MATERIAL PROVIDED:
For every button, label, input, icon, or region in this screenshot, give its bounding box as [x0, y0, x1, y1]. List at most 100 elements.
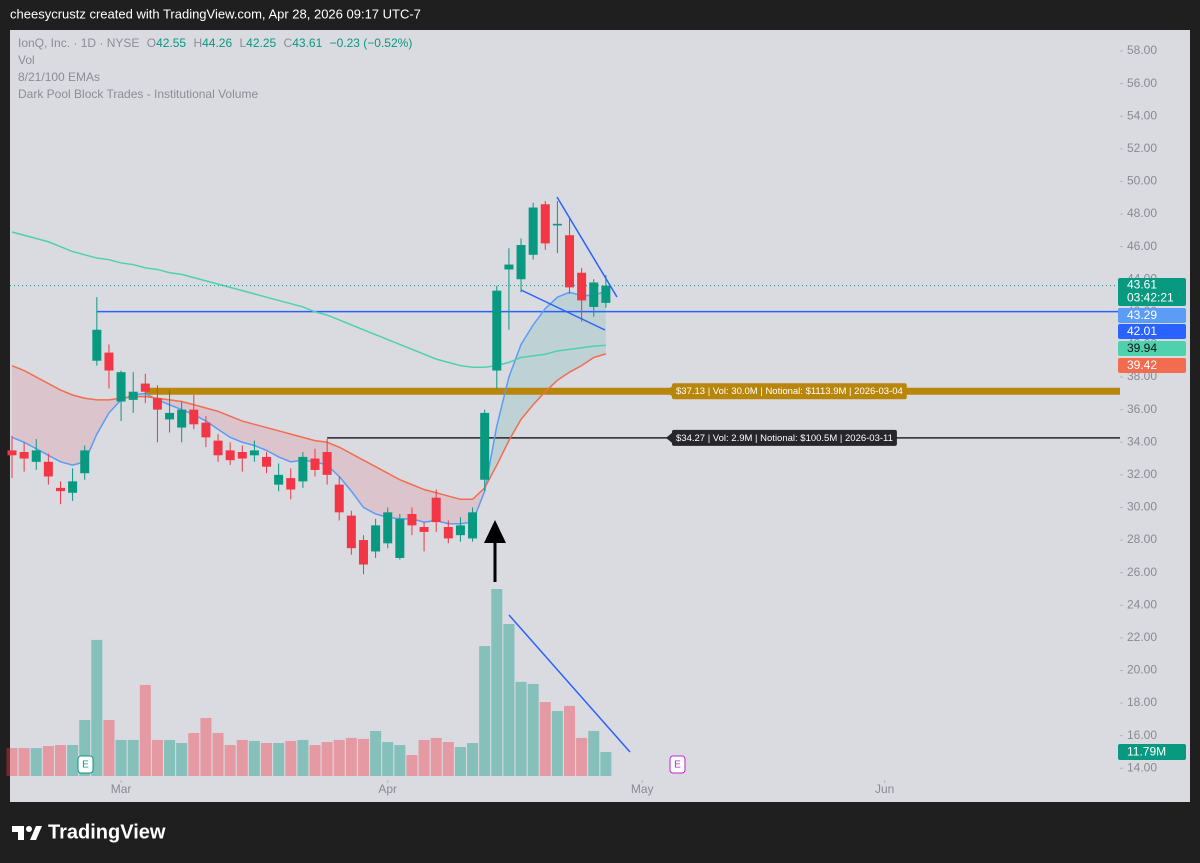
- y-tick-label: 26.00: [1127, 565, 1157, 579]
- volume-bar: [539, 702, 551, 776]
- ema-fill: [581, 295, 594, 366]
- candle-body: [601, 285, 611, 303]
- volume-bar: [309, 745, 321, 776]
- legend-row: IonQ, Inc. · 1D · NYSE O42.55 H44.26 L42…: [18, 35, 412, 52]
- volume-bar: [127, 739, 139, 776]
- ema-fill: [290, 434, 303, 462]
- ohlc-value: 42.55: [156, 36, 187, 50]
- ema-fill: [278, 430, 291, 462]
- ema-fill: [266, 427, 279, 457]
- volume-bar: [418, 739, 430, 776]
- candle-body: [19, 452, 29, 459]
- candle-body: [189, 409, 199, 425]
- volume-bar: [248, 740, 260, 776]
- candle-body: [237, 452, 247, 459]
- price-tag-bg: [1118, 358, 1186, 373]
- volume-bar: [321, 741, 333, 776]
- candle-body: [334, 484, 344, 513]
- ema-fill: [387, 473, 400, 519]
- change: −0.23 (−0.52%): [329, 36, 413, 50]
- earnings-marker: [669, 755, 686, 774]
- volume-bar: [406, 755, 418, 776]
- level-tag: $34.27 | Vol: 2.9M | Notional: $100.5M |…: [666, 429, 897, 446]
- ema-fill: [327, 442, 340, 477]
- ema-fill: [169, 399, 182, 410]
- candle-body: [540, 204, 550, 244]
- volume-bar: [115, 739, 127, 776]
- candle-body: [262, 456, 272, 467]
- volume-bar: [261, 743, 273, 776]
- candle-body: [516, 245, 526, 280]
- volume-bar: [333, 739, 345, 776]
- ohlc-key: L: [239, 36, 247, 50]
- ohlc-value: 44.26: [202, 36, 233, 50]
- price-tag: 11.79M: [1127, 745, 1166, 759]
- candle-body: [589, 282, 599, 307]
- ema-fill: [193, 404, 206, 422]
- level-label: $34.27 | Vol: 2.9M | Notional: $100.5M |…: [676, 433, 893, 444]
- candle-body: [504, 264, 514, 270]
- candle-body: [116, 372, 126, 402]
- volume-bar: [382, 741, 394, 776]
- ema-fill: [72, 394, 85, 466]
- candle-body: [407, 513, 417, 526]
- y-tick-label: 14.00: [1127, 760, 1157, 774]
- ema-fill: [569, 292, 582, 373]
- ema-fill: [521, 324, 534, 420]
- y-tick-label: 18.00: [1127, 695, 1157, 709]
- volume-bar: [236, 739, 248, 776]
- volume-bar: [103, 719, 115, 776]
- ema-fill: [375, 466, 388, 518]
- x-tick-label: Mar: [111, 782, 132, 796]
- ema-fill: [36, 377, 49, 456]
- candle-body: [565, 235, 575, 288]
- ema-fill: [60, 390, 73, 466]
- volume-bar: [454, 747, 466, 776]
- ema-fill: [411, 484, 425, 523]
- volume-bar: [467, 743, 479, 776]
- indicator: Vol: [18, 53, 35, 67]
- earnings-marker: [77, 755, 94, 774]
- candle-body: [346, 515, 356, 549]
- candle-body: [431, 497, 441, 523]
- ema-line: [11, 353, 607, 501]
- ohlc-key: H: [193, 36, 203, 50]
- volume-bar: [67, 745, 79, 776]
- candle-body: [55, 487, 65, 492]
- ema-fill: [496, 377, 509, 466]
- price-tag-bg: [1118, 278, 1186, 306]
- volume-bar: [18, 748, 30, 776]
- trendline: [556, 196, 618, 298]
- ema-fill: [363, 460, 376, 514]
- candle-body: [104, 352, 114, 371]
- volume-bar: [91, 639, 103, 776]
- x-tick-label: May: [631, 782, 654, 796]
- y-tick-label: 34.00: [1127, 434, 1157, 448]
- candle-body: [68, 481, 78, 493]
- candle-body: [274, 474, 284, 485]
- volume-bar: [42, 746, 54, 776]
- ema-fill: [84, 398, 97, 462]
- volume-bar: [212, 733, 224, 776]
- volume-bar: [79, 719, 91, 776]
- candle-body: [43, 461, 53, 477]
- trendline: [508, 614, 631, 753]
- candle-body: [443, 527, 453, 539]
- candle-body: [480, 412, 490, 480]
- candle-body: [383, 512, 393, 544]
- indicator: 8/21/100 EMAs: [18, 70, 101, 84]
- candle-body: [249, 450, 259, 456]
- earnings-label: E: [674, 760, 681, 771]
- ema-line: [11, 290, 607, 525]
- candle-body: [177, 409, 187, 428]
- candle-body: [577, 272, 587, 301]
- volume-bar: [370, 730, 382, 776]
- volume-bar: [54, 745, 66, 776]
- ohlc-key: C: [283, 36, 293, 50]
- ema-line: [11, 231, 606, 369]
- ema-fill: [242, 421, 255, 446]
- volume-bar: [164, 739, 176, 776]
- ema-fill: [254, 424, 267, 451]
- ema-fill: [48, 383, 61, 462]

WORK INSTRUCTIONS: Copy the material above word for word, with the picture omitted.

ANSWER TO THE TASK:
For every button, label, input, icon, or region in this screenshot, give its bounding box as [x0, y0, x1, y1]. List at most 100 elements.
- y-tick-label: 26.00: [1127, 565, 1157, 579]
- volume-bar: [539, 702, 551, 776]
- ema-fill: [581, 295, 594, 366]
- candle-body: [601, 285, 611, 303]
- volume-bar: [309, 745, 321, 776]
- legend-row: IonQ, Inc. · 1D · NYSE O42.55 H44.26 L42…: [18, 35, 412, 52]
- volume-bar: [127, 739, 139, 776]
- ema-fill: [290, 434, 303, 462]
- ohlc-value: 42.55: [156, 36, 187, 50]
- ema-fill: [278, 430, 291, 462]
- ema-fill: [266, 427, 279, 457]
- volume-bar: [418, 739, 430, 776]
- candle-body: [19, 452, 29, 459]
- candle-body: [189, 409, 199, 425]
- volume-bar: [248, 740, 260, 776]
- candle-body: [237, 452, 247, 459]
- price-tag-bg: [1118, 358, 1186, 373]
- volume-bar: [321, 741, 333, 776]
- candle-body: [334, 484, 344, 513]
- ema-fill: [387, 473, 400, 519]
- change: −0.23 (−0.52%): [329, 36, 413, 50]
- earnings-marker: [669, 755, 686, 774]
- volume-bar: [406, 755, 418, 776]
- level-tag: $34.27 | Vol: 2.9M | Notional: $100.5M |…: [666, 429, 897, 446]
- ema-fill: [327, 442, 340, 477]
- ema-fill: [169, 399, 182, 410]
- candle-body: [540, 204, 550, 244]
- volume-bar: [115, 739, 127, 776]
- candle-body: [262, 456, 272, 467]
- volume-bar: [261, 743, 273, 776]
- candle-body: [516, 245, 526, 280]
- volume-bar: [333, 739, 345, 776]
- ohlc-key: L: [239, 36, 247, 50]
- ohlc-value: 44.26: [202, 36, 233, 50]
- price-tag: 11.79M: [1127, 745, 1166, 759]
- candle-body: [589, 282, 599, 307]
- ema-fill: [193, 404, 206, 422]
- level-label: $34.27 | Vol: 2.9M | Notional: $100.5M |…: [676, 433, 893, 444]
- candle-body: [504, 264, 514, 270]
- candle-body: [116, 372, 126, 402]
- volume-bar: [382, 741, 394, 776]
- ema-fill: [72, 394, 85, 466]
- candle-body: [407, 513, 417, 526]
- y-tick-label: 14.00: [1127, 760, 1157, 774]
- ema-fill: [569, 292, 582, 373]
- ema-fill: [521, 324, 534, 420]
- y-tick-label: 18.00: [1127, 695, 1157, 709]
- volume-bar: [236, 739, 248, 776]
- volume-bar: [103, 719, 115, 776]
- ema-fill: [375, 466, 388, 518]
- x-tick-label: Mar: [111, 782, 132, 796]
- ema-fill: [36, 377, 49, 456]
- candle-body: [565, 235, 575, 288]
- ema-fill: [60, 390, 73, 466]
- volume-bar: [454, 747, 466, 776]
- ema-fill: [411, 484, 425, 523]
- volume-bar: [467, 743, 479, 776]
- indicator: Vol: [18, 53, 35, 67]
- earnings-marker: [77, 755, 94, 774]
- candle-body: [346, 515, 356, 549]
- candle-body: [431, 497, 441, 523]
- ema-line: [11, 353, 607, 501]
- ohlc-key: H: [193, 36, 203, 50]
- volume-bar: [67, 745, 79, 776]
- candle-body: [55, 487, 65, 492]
- ema-fill: [496, 377, 509, 466]
- price-tag-bg: [1118, 278, 1186, 306]
- volume-bar: [18, 748, 30, 776]
- trendline: [556, 196, 618, 298]
- ema-fill: [363, 460, 376, 514]
- candle-body: [104, 352, 114, 371]
- volume-bar: [91, 639, 103, 776]
- x-tick-label: May: [631, 782, 654, 796]
- y-tick-label: 34.00: [1127, 434, 1157, 448]
- candle-body: [68, 481, 78, 493]
- candle-body: [274, 474, 284, 485]
- volume-bar: [42, 746, 54, 776]
- ema-fill: [84, 398, 97, 462]
- volume-bar: [212, 733, 224, 776]
- volume-bar: [79, 719, 91, 776]
- candle-body: [43, 461, 53, 477]
- trendline: [508, 614, 631, 753]
- candle-body: [443, 527, 453, 539]
- candle-body: [480, 412, 490, 480]
- candle-body: [383, 512, 393, 544]
- indicator: 8/21/100 EMAs: [18, 70, 101, 84]
- candle-body: [249, 450, 259, 456]
- earnings-label: E: [674, 760, 681, 771]
- ema-line: [11, 290, 607, 525]
- candle-body: [177, 409, 187, 428]
- candle-body: [577, 272, 587, 301]
- volume-bar: [370, 730, 382, 776]
- volume-bar: [54, 745, 66, 776]
- ohlc-key: C: [283, 36, 293, 50]
- ema-line: [11, 231, 606, 369]
- ema-fill: [242, 421, 255, 446]
- volume-bar: [164, 739, 176, 776]
- ema-fill: [254, 424, 267, 451]
- ema-fill: [48, 383, 61, 462]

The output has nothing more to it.